▶ Aim of the task:
Retype each of the following entries word for word, keeping every line as it appears.

──────────────────────────────

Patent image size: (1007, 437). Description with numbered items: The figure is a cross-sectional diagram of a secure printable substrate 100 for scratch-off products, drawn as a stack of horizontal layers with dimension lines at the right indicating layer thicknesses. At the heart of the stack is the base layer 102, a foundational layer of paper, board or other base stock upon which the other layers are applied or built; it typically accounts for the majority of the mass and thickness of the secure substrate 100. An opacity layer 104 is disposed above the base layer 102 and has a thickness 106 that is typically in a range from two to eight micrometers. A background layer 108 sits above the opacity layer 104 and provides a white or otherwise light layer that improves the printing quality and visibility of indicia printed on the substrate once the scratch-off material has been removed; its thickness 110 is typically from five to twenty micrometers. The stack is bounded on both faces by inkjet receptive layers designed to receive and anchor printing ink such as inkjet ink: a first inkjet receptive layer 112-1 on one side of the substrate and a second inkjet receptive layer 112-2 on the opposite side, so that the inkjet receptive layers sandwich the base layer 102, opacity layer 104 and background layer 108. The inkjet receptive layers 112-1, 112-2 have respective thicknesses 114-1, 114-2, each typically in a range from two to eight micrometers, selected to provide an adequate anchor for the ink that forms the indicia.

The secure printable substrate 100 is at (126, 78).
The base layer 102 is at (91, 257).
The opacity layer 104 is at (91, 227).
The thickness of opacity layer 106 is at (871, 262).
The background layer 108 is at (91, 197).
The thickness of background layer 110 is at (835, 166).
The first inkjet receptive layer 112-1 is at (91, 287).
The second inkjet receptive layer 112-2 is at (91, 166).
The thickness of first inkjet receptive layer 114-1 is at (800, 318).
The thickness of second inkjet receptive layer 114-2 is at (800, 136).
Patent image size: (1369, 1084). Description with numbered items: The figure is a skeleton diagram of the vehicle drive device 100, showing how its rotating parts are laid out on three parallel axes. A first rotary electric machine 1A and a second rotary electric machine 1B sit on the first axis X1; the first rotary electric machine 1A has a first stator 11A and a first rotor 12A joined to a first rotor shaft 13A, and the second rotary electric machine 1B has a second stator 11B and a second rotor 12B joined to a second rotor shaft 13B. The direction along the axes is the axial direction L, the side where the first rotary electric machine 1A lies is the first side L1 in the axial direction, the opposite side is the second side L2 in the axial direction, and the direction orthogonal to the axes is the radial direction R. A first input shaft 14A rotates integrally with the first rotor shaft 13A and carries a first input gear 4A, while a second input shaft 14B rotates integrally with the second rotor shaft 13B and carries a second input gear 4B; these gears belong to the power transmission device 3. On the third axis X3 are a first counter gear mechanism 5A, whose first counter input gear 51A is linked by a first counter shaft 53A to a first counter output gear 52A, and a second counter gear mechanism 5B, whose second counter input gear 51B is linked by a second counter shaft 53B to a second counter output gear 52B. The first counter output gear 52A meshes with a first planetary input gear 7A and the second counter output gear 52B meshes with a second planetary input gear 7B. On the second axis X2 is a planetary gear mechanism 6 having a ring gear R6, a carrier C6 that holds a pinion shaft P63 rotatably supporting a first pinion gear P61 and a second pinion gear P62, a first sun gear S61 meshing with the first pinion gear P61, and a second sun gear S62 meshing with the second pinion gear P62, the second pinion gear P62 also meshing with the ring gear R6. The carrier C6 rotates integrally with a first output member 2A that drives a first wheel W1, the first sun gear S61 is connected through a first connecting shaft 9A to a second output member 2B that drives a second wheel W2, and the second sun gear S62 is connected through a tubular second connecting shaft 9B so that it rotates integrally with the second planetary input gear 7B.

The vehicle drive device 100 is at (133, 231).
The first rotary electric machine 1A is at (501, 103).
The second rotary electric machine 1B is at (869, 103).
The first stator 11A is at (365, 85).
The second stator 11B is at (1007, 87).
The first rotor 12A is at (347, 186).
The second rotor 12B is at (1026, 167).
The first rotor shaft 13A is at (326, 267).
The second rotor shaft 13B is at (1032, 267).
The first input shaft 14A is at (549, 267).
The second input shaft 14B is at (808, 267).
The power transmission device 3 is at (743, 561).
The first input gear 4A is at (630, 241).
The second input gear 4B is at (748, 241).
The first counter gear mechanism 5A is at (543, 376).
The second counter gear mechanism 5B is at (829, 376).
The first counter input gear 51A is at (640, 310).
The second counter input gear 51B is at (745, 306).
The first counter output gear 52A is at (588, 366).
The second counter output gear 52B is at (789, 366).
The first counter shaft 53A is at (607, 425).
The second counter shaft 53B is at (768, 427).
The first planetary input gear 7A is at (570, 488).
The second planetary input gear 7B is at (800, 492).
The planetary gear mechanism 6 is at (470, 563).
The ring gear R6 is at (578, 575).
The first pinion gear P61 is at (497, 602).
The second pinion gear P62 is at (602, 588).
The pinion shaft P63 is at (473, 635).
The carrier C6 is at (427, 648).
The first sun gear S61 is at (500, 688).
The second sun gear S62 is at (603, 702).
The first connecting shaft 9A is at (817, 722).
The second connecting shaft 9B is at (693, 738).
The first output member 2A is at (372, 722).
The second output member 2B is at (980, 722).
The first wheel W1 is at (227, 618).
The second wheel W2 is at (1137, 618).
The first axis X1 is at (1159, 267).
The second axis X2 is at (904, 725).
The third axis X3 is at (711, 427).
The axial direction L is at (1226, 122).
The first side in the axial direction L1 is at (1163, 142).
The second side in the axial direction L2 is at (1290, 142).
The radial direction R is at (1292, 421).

──────────────────────────────

▶ Reply:
Patent image size: (1007, 437). Description with numbered items: The figure is a cross-sectional diagram of a secure printable substrate 100 for scratch-off products, drawn as a stack of horizontal layers with dimension lines at the right indicating layer thicknesses. At the heart of the stack is the base layer 102, a foundational layer of paper, board or other base stock upon which the other layers are applied or built; it typically accounts for the majority of the mass and thickness of the secure substrate 100. An opacity layer 104 is disposed above the base layer 102 and has a thickness 106 that is typically in a range from two to eight micrometers. A background layer 108 sits above the opacity layer 104 and provides a white or otherwise light layer that improves the printing quality and visibility of indicia printed on the substrate once the scratch-off material has been removed; its thickness 110 is typically from five to twenty micrometers. The stack is bounded on both faces by inkjet receptive layers designed to receive and anchor printing ink such as inkjet ink: a first inkjet receptive layer 112-1 on one side of the substrate and a second inkjet receptive layer 112-2 on the opposite side, so that the inkjet receptive layers sandwich the base layer 102, opacity layer 104 and background layer 108. The inkjet receptive layers 112-1, 112-2 have respective thicknesses 114-1, 114-2, each typically in a range from two to eight micrometers, selected to provide an adequate anchor for the ink that forms the indicia.

The secure printable substrate 100 is at (126, 78).
The base layer 102 is at (91, 257).
The opacity layer 104 is at (91, 227).
The thickness of opacity layer 106 is at (871, 262).
The background layer 108 is at (91, 197).
The thickness of background layer 110 is at (835, 166).
The first inkjet receptive layer 112-1 is at (91, 287).
The second inkjet receptive layer 112-2 is at (91, 166).
The thickness of first inkjet receptive layer 114-1 is at (800, 318).
The thickness of second inkjet receptive layer 114-2 is at (800, 136).
Patent image size: (1369, 1084). Description with numbered items: The figure is a skeleton diagram of the vehicle drive device 100, showing how its rotating parts are laid out on three parallel axes. A first rotary electric machine 1A and a second rotary electric machine 1B sit on the first axis X1; the first rotary electric machine 1A has a first stator 11A and a first rotor 12A joined to a first rotor shaft 13A, and the second rotary electric machine 1B has a second stator 11B and a second rotor 12B joined to a second rotor shaft 13B. The direction along the axes is the axial direction L, the side where the first rotary electric machine 1A lies is the first side L1 in the axial direction, the opposite side is the second side L2 in the axial direction, and the direction orthogonal to the axes is the radial direction R. A first input shaft 14A rotates integrally with the first rotor shaft 13A and carries a first input gear 4A, while a second input shaft 14B rotates integrally with the second rotor shaft 13B and carries a second input gear 4B; these gears belong to the power transmission device 3. On the third axis X3 are a first counter gear mechanism 5A, whose first counter input gear 51A is linked by a first counter shaft 53A to a first counter output gear 52A, and a second counter gear mechanism 5B, whose second counter input gear 51B is linked by a second counter shaft 53B to a second counter output gear 52B. The first counter output gear 52A meshes with a first planetary input gear 7A and the second counter output gear 52B meshes with a second planetary input gear 7B. On the second axis X2 is a planetary gear mechanism 6 having a ring gear R6, a carrier C6 that holds a pinion shaft P63 rotatably supporting a first pinion gear P61 and a second pinion gear P62, a first sun gear S61 meshing with the first pinion gear P61, and a second sun gear S62 meshing with the second pinion gear P62, the second pinion gear P62 also meshing with the ring gear R6. The carrier C6 rotates integrally with a first output member 2A that drives a first wheel W1, the first sun gear S61 is connected through a first connecting shaft 9A to a second output member 2B that drives a second wheel W2, and the second sun gear S62 is connected through a tubular second connecting shaft 9B so that it rotates integrally with the second planetary input gear 7B.

The vehicle drive device 100 is at (133, 231).
The first rotary electric machine 1A is at (501, 103).
The second rotary electric machine 1B is at (869, 103).
The first stator 11A is at (365, 85).
The second stator 11B is at (1007, 87).
The first rotor 12A is at (347, 186).
The second rotor 12B is at (1026, 167).
The first rotor shaft 13A is at (326, 267).
The second rotor shaft 13B is at (1032, 267).
The first input shaft 14A is at (549, 267).
The second input shaft 14B is at (808, 267).
The power transmission device 3 is at (743, 561).
The first input gear 4A is at (630, 241).
The second input gear 4B is at (748, 241).
The first counter gear mechanism 5A is at (543, 376).
The second counter gear mechanism 5B is at (829, 376).
The first counter input gear 51A is at (640, 310).
The second counter input gear 51B is at (745, 306).
The first counter output gear 52A is at (588, 366).
The second counter output gear 52B is at (789, 366).
The first counter shaft 53A is at (607, 425).
The second counter shaft 53B is at (768, 427).
The first planetary input gear 7A is at (570, 488).
The second planetary input gear 7B is at (800, 492).
The planetary gear mechanism 6 is at (470, 563).
The ring gear R6 is at (578, 575).
The first pinion gear P61 is at (497, 602).
The second pinion gear P62 is at (602, 588).
The pinion shaft P63 is at (473, 635).
The carrier C6 is at (427, 648).
The first sun gear S61 is at (500, 688).
The second sun gear S62 is at (603, 702).
The first connecting shaft 9A is at (817, 722).
The second connecting shaft 9B is at (693, 738).
The first output member 2A is at (372, 722).
The second output member 2B is at (980, 722).
The first wheel W1 is at (227, 618).
The second wheel W2 is at (1137, 618).
The first axis X1 is at (1159, 267).
The second axis X2 is at (904, 725).
The third axis X3 is at (711, 427).
The axial direction L is at (1226, 122).
The first side in the axial direction L1 is at (1163, 142).
The second side in the axial direction L2 is at (1290, 142).
The radial direction R is at (1292, 421).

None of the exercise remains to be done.